Records shown:
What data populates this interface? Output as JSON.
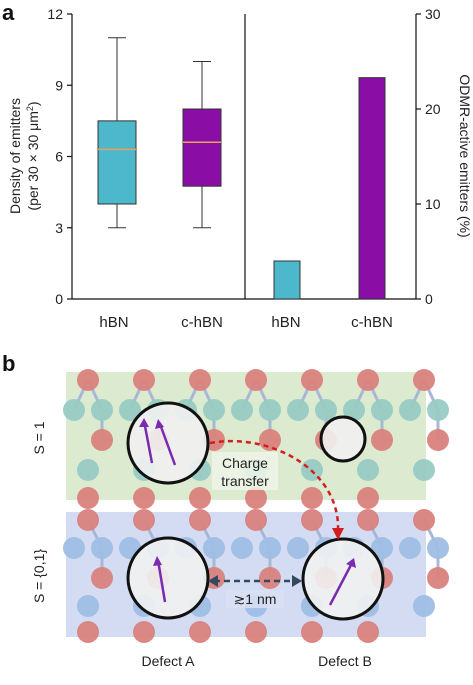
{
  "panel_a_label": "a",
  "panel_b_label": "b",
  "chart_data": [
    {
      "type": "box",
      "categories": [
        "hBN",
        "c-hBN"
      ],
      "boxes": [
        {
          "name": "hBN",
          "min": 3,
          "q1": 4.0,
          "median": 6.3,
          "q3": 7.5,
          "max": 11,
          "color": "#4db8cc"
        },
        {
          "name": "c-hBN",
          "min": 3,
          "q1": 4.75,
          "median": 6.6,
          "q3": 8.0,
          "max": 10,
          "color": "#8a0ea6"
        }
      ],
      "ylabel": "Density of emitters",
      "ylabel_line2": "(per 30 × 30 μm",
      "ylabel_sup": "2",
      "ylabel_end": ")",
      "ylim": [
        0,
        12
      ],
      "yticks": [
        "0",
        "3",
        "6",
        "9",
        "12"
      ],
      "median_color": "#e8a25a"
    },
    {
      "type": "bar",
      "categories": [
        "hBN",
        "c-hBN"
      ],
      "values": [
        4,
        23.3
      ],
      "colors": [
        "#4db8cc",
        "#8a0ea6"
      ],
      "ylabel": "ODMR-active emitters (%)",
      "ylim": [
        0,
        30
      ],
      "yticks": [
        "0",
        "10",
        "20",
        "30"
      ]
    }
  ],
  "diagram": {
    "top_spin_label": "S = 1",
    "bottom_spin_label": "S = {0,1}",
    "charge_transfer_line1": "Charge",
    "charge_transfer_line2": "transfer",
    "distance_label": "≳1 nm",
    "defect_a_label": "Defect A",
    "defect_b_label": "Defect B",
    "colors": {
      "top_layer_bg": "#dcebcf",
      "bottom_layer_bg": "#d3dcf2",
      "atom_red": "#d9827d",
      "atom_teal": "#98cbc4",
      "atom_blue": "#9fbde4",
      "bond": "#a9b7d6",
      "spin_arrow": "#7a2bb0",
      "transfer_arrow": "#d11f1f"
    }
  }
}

The task: Lines that include the word "emitters" are to be extracted from the data above.

Written answer:
      "ylabel": "Density of emitters",
      "ylabel": "ODMR-active emitters (%)",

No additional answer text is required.